┏━━

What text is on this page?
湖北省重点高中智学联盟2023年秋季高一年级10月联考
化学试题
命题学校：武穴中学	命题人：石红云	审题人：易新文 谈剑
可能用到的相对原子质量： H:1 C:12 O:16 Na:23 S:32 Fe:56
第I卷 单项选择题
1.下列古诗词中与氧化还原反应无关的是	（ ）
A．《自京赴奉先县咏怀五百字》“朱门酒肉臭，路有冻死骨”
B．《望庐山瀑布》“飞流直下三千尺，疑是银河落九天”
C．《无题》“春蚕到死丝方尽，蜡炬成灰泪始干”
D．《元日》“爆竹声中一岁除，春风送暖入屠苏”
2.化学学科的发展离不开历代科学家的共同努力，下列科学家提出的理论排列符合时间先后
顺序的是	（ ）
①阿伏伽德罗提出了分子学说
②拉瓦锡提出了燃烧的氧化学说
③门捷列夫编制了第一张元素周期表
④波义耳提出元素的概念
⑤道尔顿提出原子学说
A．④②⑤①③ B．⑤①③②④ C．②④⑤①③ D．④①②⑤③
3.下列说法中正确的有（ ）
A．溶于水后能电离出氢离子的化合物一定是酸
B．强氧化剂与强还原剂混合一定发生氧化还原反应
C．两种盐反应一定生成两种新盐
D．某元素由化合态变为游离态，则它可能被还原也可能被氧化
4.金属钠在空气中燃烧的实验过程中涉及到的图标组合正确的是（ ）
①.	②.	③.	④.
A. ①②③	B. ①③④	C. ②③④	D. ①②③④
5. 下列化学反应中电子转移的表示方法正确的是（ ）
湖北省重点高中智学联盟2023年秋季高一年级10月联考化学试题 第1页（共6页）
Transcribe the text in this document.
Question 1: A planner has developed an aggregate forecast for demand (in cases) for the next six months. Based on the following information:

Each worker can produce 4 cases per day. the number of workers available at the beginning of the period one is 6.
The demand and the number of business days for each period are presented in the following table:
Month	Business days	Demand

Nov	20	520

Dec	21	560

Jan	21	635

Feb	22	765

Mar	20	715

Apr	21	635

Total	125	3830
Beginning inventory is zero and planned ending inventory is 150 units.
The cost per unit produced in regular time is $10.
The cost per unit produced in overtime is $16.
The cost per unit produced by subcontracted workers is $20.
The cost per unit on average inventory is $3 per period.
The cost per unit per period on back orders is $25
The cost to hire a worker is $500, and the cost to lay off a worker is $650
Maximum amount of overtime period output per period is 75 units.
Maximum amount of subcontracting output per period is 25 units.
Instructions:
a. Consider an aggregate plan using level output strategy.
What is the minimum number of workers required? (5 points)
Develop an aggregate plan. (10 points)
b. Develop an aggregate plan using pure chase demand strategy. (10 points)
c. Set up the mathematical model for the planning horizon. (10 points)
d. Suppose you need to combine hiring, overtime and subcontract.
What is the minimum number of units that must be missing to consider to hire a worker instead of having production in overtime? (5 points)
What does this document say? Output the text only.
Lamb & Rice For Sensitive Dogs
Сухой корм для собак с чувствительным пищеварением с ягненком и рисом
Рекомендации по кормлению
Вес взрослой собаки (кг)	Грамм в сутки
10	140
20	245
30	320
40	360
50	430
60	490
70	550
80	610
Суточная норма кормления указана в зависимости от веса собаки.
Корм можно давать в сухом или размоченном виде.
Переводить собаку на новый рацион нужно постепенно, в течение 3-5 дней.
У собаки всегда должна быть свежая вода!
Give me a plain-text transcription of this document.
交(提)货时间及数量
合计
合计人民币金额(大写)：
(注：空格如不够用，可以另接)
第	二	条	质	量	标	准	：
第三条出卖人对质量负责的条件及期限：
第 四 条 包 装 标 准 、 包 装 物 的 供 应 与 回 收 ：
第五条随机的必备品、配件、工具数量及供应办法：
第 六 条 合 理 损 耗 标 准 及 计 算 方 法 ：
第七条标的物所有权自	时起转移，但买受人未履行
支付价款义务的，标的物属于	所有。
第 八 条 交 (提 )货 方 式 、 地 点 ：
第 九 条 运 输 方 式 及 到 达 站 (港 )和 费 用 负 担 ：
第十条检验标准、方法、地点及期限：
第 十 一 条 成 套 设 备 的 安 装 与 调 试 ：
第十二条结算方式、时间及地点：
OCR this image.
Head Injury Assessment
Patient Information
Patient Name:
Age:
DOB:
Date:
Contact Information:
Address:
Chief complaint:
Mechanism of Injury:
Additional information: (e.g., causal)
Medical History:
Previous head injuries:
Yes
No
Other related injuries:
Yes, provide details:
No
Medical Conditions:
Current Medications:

┗━━

**Task description**
Search the entries for the word "aggregate" and gather every line where it appears.

**Task answer**
Question 1: A planner has developed an aggregate forecast for demand (in cases) for the next six months. Based on the following information:
a. Consider an aggregate plan using level output strategy.
Develop an aggregate plan. (10 points)
b. Develop an aggregate plan using pure chase demand strategy. (10 points)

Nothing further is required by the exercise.